↓

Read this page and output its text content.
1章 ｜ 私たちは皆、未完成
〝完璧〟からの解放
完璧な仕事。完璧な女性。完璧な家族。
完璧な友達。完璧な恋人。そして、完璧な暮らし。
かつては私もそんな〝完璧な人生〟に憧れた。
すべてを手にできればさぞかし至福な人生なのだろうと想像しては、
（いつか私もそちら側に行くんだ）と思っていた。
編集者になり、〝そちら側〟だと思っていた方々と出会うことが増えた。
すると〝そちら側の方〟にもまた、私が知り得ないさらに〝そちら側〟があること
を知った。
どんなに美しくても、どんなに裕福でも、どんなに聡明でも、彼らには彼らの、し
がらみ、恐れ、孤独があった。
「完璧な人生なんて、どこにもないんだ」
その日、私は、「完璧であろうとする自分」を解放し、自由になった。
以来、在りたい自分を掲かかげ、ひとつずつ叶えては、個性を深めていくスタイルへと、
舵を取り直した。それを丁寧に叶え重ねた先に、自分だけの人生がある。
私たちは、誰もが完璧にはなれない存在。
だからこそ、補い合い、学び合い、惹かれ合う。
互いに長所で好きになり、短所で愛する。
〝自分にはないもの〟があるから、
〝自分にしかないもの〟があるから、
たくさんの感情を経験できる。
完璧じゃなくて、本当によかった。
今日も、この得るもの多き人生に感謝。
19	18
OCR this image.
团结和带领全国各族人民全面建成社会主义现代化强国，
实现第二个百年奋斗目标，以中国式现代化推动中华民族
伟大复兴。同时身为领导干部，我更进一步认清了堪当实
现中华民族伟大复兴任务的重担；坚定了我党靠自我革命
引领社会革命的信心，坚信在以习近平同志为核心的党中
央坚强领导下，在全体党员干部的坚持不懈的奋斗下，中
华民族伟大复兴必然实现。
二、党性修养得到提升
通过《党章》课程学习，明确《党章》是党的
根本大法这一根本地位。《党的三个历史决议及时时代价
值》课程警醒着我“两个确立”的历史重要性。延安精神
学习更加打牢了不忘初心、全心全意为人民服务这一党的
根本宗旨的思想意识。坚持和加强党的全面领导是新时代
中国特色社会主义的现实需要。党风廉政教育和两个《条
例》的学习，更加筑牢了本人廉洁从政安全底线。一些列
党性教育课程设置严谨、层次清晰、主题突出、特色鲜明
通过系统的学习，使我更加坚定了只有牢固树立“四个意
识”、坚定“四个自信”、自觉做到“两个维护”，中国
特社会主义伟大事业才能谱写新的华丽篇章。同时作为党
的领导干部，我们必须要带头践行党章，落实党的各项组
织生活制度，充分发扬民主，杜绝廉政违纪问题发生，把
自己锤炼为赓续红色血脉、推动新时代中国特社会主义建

↑

__THE EXERCISE__
In the records above, locate the line that contains "OCR this image.". Repeat it and every line after it, exactly, and nothing else.

__TASK ANSWER__
OCR this image.
团结和带领全国各族人民全面建成社会主义现代化强国，
实现第二个百年奋斗目标，以中国式现代化推动中华民族
伟大复兴。同时身为领导干部，我更进一步认清了堪当实
现中华民族伟大复兴任务的重担；坚定了我党靠自我革命
引领社会革命的信心，坚信在以习近平同志为核心的党中
央坚强领导下，在全体党员干部的坚持不懈的奋斗下，中
华民族伟大复兴必然实现。
二、党性修养得到提升
通过《党章》课程学习，明确《党章》是党的
根本大法这一根本地位。《党的三个历史决议及时时代价
值》课程警醒着我“两个确立”的历史重要性。延安精神
学习更加打牢了不忘初心、全心全意为人民服务这一党的
根本宗旨的思想意识。坚持和加强党的全面领导是新时代
中国特色社会主义的现实需要。党风廉政教育和两个《条
例》的学习，更加筑牢了本人廉洁从政安全底线。一些列
党性教育课程设置严谨、层次清晰、主题突出、特色鲜明
通过系统的学习，使我更加坚定了只有牢固树立“四个意
识”、坚定“四个自信”、自觉做到“两个维护”，中国
特社会主义伟大事业才能谱写新的华丽篇章。同时作为党
的领导干部，我们必须要带头践行党章，落实党的各项组
织生活制度，充分发扬民主，杜绝廉政违纪问题发生，把
自己锤炼为赓续红色血脉、推动新时代中国特社会主义建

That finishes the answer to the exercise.